Document extract =
━━━━
# if I got saudi with my wife



## samkalu (Dec 12, 2012)

Hi guys if I goto saudi with my wife what kind of a freedom restriction will she get?


----------



## samkalu (Dec 12, 2012)

Since she is a Christian would it be a problem? How is the situation for asian Christians?


----------



## qlada (Oct 6, 2013)

I am Christian and got no problems/restrictions whatsoever...


----------



## samkalu (Dec 12, 2012)

qlada said:


> I am Christian and got no problems/restrictions whatsoever...


Thanks. Thats good to hear


----------



## KHALED ALMAGHRABI (Nov 26, 2013)

In the public area, she should wear modest clothes I believe covering her body with abaya it is a must in some places.


----------



## SOAB (Jan 25, 2014)

She will have to cover her body wearing the abaya but there is no need for her to cover her head unless she is harassed by a motawa (its sometimes best to just cover your head to shut them up). If you are visiting or living in a western compound, she will be able to take off her abaya. Driving is not allowed for woman still unfortunately although some compounds allow it. If she smokes in public such as on the street, she will be stared at. Both of you can't drink alcohol and wont be able to be affectionate in public, no holding hands. I would advise you to try and live in a compound as there aren't as many rules and restrictions compared to living outside a compound.


----------



## samkalu (Dec 12, 2012)

Thanks for the information


----------



## RoohulAmin123 (Feb 8, 2014)

I want to migrate to saudi, or dubai with my family. HoW?


----------



## SOAB (Jan 25, 2014)

RoohulAmin123 said:


> I want to migrate to saudi, or dubai with my family. HoW?


You should apply for a job. If it is Saudi that you were wanting to live then you will only be able to enter the country if you have a visa, either a work visa or a visa for religious purposes or if you have family there. If you are planning to be there for long though, you will have to find a job before you more out there. As for Dubai, you should apply for a job before moving there as well but could always go on holiday to see it first.:fingerscrossed:


----------
━━━━
(Listings of boxed layout items)
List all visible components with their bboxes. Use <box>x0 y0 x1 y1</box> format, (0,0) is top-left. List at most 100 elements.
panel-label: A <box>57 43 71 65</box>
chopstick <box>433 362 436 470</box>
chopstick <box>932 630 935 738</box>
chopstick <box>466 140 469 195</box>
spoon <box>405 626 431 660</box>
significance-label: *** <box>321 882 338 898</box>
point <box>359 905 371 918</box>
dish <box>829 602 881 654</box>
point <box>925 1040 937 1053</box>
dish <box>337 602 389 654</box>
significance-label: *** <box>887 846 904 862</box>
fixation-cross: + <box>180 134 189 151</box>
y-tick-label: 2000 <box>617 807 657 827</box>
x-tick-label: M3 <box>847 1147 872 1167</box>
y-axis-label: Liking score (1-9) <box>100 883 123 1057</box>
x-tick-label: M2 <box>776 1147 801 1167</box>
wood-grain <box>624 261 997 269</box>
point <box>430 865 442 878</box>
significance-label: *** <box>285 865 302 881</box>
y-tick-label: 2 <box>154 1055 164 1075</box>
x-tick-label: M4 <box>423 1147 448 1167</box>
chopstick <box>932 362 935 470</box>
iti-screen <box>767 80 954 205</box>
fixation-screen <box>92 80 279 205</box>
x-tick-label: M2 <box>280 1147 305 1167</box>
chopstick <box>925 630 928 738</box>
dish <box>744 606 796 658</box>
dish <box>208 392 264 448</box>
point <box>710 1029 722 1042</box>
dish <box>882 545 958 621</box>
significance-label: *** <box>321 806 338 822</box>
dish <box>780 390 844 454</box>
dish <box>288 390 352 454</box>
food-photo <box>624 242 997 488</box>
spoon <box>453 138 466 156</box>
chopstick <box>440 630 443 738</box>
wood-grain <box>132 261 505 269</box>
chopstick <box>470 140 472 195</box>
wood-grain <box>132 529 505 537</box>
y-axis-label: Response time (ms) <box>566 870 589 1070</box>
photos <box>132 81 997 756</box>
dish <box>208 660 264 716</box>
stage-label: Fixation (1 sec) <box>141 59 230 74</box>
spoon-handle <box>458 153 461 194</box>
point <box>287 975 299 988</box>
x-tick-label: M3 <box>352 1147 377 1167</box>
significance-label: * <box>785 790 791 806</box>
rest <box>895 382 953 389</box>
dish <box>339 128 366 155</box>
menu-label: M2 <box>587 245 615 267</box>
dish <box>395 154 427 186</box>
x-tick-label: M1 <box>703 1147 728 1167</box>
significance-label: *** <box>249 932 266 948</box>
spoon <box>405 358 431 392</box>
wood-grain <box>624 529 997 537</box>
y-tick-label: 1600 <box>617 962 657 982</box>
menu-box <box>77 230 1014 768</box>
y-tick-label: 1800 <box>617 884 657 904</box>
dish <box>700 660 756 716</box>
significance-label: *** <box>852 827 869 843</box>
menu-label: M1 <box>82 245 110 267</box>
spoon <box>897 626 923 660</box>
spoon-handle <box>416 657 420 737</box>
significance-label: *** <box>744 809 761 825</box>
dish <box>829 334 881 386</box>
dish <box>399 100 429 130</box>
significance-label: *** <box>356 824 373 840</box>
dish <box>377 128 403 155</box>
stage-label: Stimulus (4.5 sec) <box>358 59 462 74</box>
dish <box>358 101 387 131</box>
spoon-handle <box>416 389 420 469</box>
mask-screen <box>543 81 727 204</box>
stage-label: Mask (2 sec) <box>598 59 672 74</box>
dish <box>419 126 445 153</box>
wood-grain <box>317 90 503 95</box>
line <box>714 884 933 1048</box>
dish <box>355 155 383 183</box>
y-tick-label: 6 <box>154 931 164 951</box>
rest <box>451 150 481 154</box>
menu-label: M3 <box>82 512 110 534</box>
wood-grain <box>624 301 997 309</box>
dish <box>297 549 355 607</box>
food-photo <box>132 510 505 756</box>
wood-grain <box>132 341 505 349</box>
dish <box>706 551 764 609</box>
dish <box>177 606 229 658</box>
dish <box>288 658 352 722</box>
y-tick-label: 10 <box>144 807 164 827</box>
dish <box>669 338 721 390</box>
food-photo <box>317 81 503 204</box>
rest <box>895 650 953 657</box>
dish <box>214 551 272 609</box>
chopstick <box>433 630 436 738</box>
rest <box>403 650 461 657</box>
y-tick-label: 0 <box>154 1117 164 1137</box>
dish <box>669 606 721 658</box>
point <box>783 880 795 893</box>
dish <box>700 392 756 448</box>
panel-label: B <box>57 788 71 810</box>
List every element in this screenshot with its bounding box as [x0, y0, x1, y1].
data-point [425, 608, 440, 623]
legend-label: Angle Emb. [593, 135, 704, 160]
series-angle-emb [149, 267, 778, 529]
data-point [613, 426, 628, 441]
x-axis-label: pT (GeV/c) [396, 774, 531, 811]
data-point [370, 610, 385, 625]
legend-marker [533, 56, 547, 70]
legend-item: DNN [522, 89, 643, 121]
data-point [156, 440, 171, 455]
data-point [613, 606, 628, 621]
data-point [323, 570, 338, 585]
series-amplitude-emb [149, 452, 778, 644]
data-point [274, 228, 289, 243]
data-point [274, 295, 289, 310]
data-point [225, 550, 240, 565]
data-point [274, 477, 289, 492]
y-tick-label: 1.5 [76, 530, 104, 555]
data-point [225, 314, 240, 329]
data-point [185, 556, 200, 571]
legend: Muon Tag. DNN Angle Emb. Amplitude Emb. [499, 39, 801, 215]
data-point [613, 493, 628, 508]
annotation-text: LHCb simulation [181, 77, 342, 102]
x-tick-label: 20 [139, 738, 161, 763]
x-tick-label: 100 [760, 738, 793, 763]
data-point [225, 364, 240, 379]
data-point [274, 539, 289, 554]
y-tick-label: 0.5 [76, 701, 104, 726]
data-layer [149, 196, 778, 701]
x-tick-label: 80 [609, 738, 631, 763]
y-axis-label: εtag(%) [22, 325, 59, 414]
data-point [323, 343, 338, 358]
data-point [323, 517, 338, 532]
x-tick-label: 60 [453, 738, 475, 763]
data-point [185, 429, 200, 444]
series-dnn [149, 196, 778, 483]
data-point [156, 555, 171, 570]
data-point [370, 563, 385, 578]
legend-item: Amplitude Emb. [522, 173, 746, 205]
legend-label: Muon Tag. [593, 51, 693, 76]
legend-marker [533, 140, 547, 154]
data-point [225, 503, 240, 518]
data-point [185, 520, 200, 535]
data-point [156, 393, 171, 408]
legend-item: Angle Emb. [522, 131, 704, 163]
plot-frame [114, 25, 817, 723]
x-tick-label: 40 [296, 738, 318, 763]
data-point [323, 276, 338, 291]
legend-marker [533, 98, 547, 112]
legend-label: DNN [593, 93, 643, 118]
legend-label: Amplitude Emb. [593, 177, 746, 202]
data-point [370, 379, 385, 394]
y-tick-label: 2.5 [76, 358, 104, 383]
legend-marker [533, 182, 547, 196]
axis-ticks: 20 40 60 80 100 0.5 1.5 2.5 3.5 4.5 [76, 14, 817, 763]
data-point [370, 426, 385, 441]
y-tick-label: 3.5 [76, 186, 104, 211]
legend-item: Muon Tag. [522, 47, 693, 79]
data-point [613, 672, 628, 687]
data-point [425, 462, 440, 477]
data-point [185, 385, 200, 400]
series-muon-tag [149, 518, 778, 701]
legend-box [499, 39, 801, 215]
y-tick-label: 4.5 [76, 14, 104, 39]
━━━━
What the task requires =
Name each distinct username that posts in the thread about going to Saudi Arabia with a wife, listing each name once in order of first appearance.

Output =
samkalu, qlada, KHALED ALMAGHRABI, SOAB, RoohulAmin123